**Problem description**. Gather, from the listing beneath this task, every line holding the string "biases".

[Data extracted from a collection]
----

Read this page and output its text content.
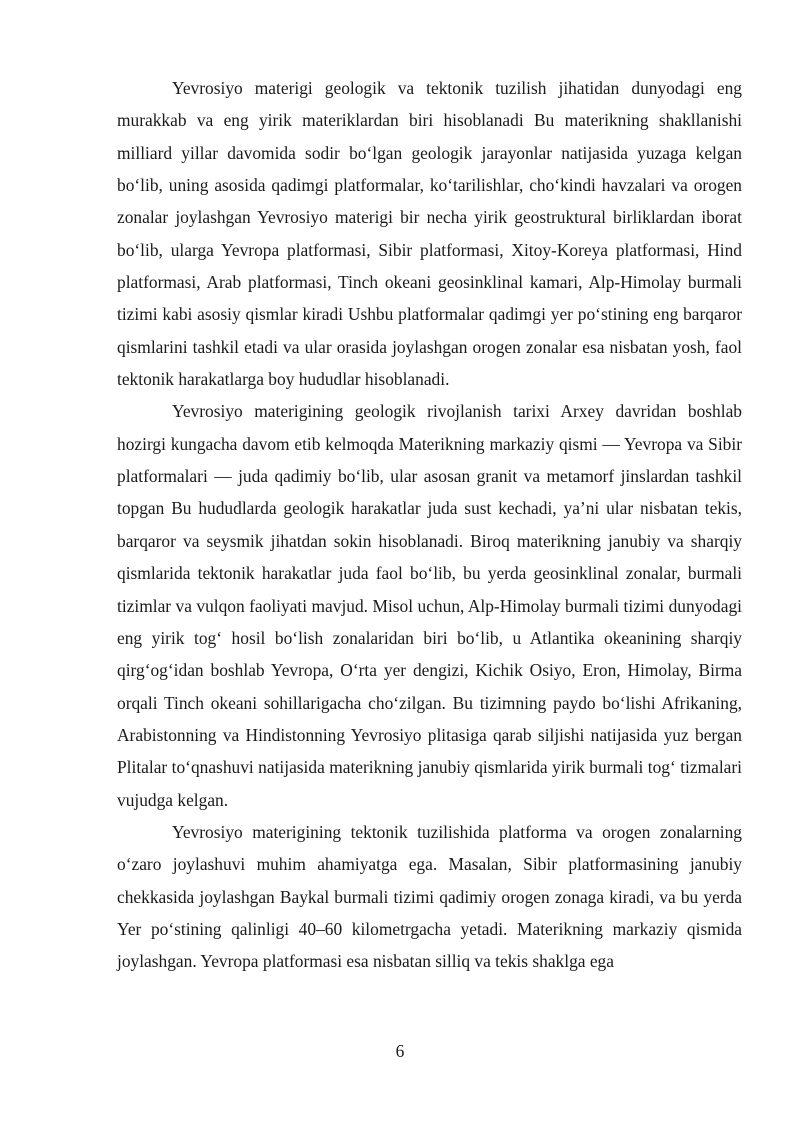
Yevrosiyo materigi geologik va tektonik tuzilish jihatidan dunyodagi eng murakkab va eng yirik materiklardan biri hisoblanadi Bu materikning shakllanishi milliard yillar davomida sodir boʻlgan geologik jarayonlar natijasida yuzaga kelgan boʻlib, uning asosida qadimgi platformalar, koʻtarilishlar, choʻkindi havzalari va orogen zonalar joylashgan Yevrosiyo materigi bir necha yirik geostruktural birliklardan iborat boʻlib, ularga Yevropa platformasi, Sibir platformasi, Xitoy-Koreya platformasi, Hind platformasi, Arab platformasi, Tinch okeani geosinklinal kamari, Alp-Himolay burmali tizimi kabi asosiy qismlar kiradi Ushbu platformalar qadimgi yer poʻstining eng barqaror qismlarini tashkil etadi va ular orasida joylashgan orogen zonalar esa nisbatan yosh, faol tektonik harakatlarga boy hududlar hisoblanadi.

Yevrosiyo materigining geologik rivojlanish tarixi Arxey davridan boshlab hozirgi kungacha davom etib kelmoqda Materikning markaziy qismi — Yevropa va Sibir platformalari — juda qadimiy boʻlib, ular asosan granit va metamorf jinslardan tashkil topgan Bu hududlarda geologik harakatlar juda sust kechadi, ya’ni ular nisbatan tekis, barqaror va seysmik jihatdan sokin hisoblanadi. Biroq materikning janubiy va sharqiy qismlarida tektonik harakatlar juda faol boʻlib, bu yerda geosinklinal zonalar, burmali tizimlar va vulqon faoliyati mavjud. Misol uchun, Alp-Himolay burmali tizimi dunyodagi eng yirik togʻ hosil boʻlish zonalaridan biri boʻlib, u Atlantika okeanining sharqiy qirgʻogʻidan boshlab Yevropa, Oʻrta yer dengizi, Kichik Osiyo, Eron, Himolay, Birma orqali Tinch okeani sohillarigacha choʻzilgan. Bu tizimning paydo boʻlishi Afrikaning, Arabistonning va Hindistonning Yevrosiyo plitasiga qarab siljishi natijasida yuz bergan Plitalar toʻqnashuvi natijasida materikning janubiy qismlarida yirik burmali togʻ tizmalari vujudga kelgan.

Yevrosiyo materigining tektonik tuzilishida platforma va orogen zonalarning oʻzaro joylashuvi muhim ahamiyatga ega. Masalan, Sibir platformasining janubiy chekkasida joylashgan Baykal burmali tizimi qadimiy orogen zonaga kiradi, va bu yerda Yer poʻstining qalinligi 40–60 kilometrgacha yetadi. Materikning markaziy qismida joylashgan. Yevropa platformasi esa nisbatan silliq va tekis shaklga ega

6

----

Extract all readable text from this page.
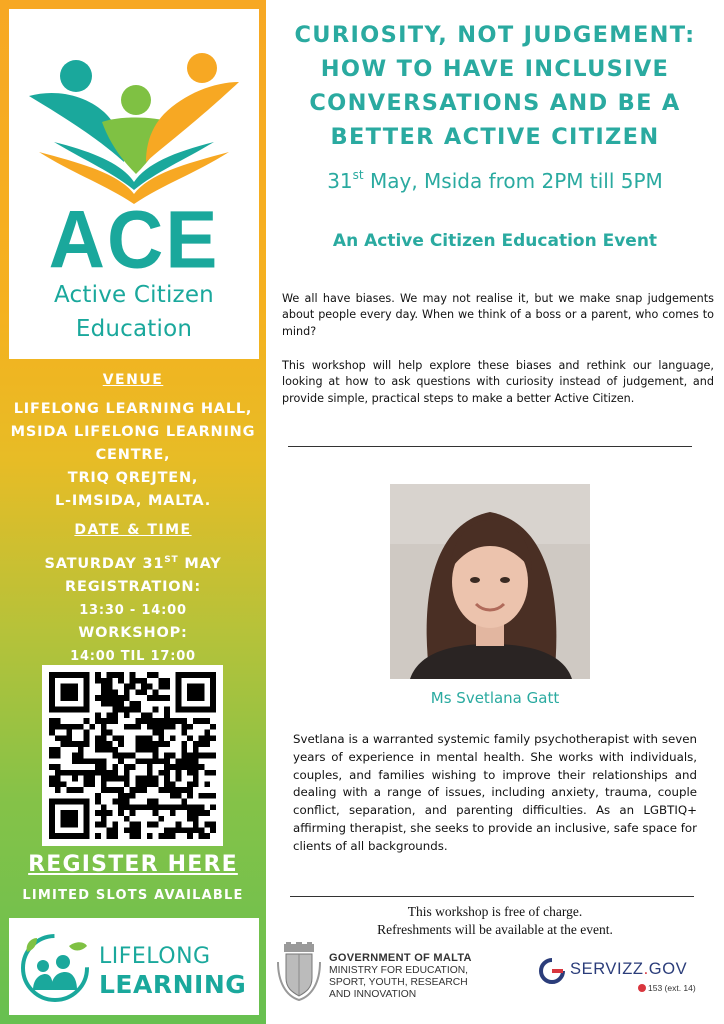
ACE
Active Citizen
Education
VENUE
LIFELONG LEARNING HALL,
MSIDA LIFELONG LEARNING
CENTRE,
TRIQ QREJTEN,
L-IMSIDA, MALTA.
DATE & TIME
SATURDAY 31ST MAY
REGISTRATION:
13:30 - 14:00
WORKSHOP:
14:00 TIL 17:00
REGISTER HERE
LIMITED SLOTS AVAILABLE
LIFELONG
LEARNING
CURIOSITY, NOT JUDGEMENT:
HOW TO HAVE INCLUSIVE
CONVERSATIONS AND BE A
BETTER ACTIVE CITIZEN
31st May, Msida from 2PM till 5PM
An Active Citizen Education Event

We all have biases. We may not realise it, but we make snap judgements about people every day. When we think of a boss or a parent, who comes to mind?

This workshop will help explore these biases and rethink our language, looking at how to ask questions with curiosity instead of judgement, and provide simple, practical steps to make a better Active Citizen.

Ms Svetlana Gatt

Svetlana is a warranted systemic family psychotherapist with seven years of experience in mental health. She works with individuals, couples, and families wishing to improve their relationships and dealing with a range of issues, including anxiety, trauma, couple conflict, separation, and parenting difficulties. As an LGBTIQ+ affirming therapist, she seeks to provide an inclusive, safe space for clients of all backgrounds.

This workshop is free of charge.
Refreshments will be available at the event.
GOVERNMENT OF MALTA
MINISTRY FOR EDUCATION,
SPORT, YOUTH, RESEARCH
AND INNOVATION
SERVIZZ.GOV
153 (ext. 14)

----

**The completed task**.
We all have biases. We may not realise it, but we make snap judgements about people every day. When we think of a boss or a parent, who comes to mind?
This workshop will help explore these biases and rethink our language, looking at how to ask questions with curiosity instead of judgement, and provide simple, practical steps to make a better Active Citizen.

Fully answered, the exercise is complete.